## What is expected
Copy out every line containing the word "Configuración".

## Entries supplied
====

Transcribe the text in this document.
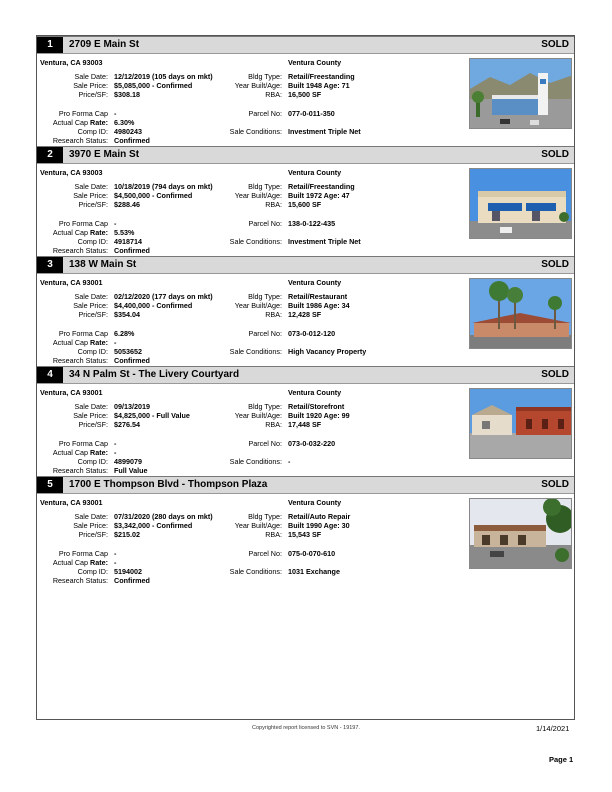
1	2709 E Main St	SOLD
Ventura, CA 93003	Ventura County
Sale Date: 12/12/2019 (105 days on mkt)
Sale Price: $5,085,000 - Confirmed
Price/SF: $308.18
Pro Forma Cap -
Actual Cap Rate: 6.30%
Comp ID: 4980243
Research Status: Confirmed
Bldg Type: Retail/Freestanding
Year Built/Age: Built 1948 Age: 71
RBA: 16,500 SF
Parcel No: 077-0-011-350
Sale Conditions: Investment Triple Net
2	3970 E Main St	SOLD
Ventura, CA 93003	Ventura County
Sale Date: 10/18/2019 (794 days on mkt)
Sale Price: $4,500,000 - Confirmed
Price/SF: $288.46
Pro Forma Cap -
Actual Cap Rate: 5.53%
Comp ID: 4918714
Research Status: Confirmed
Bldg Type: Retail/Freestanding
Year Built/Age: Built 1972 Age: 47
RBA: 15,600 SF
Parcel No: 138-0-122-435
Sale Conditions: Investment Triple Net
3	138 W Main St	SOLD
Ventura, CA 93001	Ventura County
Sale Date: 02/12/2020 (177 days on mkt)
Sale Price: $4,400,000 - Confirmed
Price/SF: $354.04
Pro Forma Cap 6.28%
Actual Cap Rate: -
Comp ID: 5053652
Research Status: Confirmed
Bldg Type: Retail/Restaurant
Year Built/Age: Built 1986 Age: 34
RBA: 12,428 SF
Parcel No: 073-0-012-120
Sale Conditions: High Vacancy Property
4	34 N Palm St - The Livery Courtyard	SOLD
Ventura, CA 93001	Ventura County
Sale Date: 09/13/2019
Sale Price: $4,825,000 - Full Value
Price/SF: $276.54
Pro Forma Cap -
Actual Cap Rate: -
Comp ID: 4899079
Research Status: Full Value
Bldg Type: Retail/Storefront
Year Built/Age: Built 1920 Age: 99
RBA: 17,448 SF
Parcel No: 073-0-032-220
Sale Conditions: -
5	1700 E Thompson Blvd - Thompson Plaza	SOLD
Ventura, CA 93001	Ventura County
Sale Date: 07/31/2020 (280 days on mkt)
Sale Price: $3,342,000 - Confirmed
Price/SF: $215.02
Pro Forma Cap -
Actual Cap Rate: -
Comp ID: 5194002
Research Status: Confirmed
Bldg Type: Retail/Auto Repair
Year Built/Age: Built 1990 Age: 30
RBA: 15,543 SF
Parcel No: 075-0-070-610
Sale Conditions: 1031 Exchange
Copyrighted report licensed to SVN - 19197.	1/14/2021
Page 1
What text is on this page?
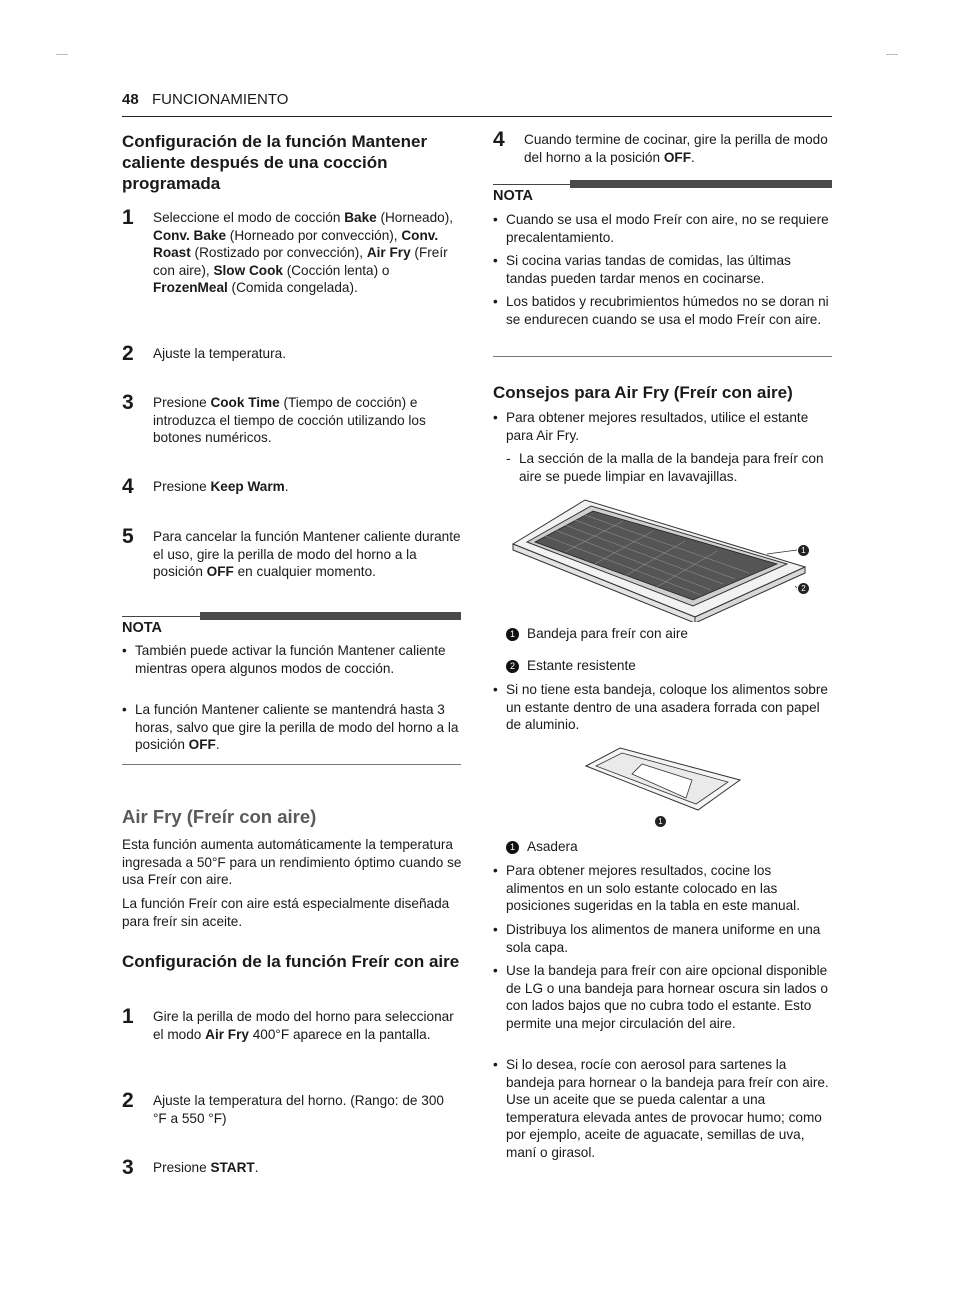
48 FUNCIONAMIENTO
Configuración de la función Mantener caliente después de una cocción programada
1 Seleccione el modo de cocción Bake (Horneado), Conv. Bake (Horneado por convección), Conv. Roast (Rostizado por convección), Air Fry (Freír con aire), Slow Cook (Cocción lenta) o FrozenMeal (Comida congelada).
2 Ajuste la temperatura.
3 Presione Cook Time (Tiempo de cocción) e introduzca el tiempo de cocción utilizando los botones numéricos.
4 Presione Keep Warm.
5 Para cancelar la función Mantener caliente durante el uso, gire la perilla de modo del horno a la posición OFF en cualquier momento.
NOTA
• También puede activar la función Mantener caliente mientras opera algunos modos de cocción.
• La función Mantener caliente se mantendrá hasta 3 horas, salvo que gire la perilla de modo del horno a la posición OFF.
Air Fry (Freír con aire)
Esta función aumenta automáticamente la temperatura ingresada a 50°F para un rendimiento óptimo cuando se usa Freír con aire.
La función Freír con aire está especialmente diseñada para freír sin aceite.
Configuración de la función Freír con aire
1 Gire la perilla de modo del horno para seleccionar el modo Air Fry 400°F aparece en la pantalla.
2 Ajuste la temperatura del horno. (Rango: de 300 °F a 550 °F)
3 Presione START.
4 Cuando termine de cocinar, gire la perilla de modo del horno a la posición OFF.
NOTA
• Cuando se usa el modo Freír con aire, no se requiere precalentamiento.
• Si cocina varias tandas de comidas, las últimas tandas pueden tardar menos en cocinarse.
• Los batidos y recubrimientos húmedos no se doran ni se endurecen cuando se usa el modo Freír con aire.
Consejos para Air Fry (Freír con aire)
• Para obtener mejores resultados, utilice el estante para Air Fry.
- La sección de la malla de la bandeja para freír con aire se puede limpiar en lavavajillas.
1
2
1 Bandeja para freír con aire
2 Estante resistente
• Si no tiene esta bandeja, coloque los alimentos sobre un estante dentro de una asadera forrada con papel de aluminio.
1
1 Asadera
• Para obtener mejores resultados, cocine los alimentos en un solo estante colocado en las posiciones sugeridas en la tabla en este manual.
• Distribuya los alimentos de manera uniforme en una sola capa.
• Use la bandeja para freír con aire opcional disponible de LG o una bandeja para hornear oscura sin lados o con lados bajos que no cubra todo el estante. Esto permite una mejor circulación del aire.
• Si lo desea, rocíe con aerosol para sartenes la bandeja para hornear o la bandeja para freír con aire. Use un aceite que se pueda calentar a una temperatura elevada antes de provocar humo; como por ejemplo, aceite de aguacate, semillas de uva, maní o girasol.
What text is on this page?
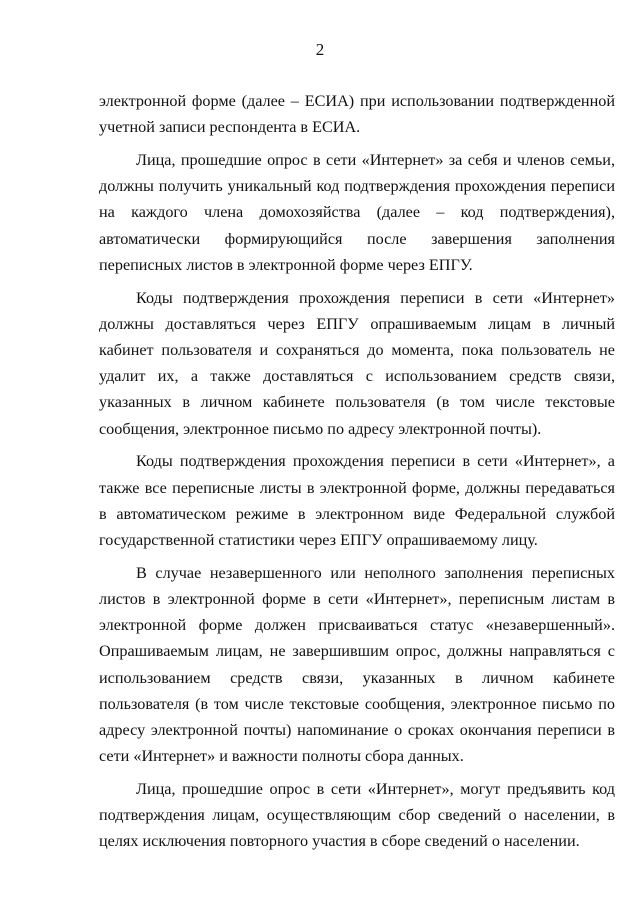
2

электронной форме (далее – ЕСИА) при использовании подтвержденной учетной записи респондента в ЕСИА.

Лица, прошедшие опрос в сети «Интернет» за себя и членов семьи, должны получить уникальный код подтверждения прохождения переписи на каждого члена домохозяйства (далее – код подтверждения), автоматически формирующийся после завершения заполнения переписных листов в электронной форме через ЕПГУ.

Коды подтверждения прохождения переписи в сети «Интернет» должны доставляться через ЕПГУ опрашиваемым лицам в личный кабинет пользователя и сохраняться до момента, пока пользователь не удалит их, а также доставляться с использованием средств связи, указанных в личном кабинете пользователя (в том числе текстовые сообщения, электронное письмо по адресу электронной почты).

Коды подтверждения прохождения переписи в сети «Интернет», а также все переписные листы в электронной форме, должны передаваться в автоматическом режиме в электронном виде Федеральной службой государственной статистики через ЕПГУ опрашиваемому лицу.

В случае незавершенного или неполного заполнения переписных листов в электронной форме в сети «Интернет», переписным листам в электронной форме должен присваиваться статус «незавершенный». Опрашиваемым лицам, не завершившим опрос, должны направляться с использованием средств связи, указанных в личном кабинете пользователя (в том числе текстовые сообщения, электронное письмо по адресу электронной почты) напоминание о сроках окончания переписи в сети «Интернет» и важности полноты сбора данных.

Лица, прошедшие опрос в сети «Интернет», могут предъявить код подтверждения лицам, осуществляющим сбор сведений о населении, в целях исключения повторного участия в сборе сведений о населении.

====

## Final result
Configuración de la función Mantener caliente después de una cocción programada
Configuración de la función Freír con aire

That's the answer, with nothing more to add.